The input:
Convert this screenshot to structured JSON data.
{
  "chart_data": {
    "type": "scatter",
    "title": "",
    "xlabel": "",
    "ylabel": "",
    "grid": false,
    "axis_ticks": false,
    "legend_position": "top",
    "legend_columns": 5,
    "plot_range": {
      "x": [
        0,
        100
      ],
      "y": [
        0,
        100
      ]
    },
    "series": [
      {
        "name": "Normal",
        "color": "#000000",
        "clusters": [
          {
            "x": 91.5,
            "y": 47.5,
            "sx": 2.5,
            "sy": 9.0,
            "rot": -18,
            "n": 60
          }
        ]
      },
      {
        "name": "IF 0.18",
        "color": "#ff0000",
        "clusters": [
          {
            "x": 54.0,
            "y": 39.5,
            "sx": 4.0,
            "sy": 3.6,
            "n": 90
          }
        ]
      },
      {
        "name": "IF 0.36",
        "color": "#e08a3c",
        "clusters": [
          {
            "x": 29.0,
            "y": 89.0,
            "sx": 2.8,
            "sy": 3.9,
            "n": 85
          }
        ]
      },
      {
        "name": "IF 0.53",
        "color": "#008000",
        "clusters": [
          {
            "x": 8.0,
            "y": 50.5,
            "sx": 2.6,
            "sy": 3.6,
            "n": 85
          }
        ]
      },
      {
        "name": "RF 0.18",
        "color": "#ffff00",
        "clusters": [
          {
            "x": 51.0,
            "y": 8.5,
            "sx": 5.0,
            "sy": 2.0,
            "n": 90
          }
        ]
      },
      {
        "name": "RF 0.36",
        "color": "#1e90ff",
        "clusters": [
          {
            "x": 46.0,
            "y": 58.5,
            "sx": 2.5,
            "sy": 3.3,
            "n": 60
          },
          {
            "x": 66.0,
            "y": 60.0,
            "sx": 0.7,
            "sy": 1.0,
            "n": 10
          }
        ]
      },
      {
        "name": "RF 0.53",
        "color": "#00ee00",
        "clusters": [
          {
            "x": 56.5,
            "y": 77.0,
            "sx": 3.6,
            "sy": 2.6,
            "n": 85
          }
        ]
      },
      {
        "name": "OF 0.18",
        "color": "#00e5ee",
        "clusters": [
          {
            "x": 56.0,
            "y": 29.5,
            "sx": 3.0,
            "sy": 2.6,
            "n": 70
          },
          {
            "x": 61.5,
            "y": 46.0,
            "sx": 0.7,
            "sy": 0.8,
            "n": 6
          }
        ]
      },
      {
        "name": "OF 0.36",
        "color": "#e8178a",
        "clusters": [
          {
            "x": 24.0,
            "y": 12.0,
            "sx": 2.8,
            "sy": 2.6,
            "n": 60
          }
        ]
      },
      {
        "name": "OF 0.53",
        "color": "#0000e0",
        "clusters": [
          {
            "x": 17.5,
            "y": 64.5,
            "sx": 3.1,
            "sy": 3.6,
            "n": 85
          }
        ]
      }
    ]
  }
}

Exercise aim: Your task is to collect every line above that contains the word "color".

Task response:
        "color": "#000000",
        "color": "#ff0000",
        "color": "#e08a3c",
        "color": "#008000",
        "color": "#ffff00",
        "color": "#1e90ff",
        "color": "#00ee00",
        "color": "#00e5ee",
        "color": "#e8178a",
        "color": "#0000e0",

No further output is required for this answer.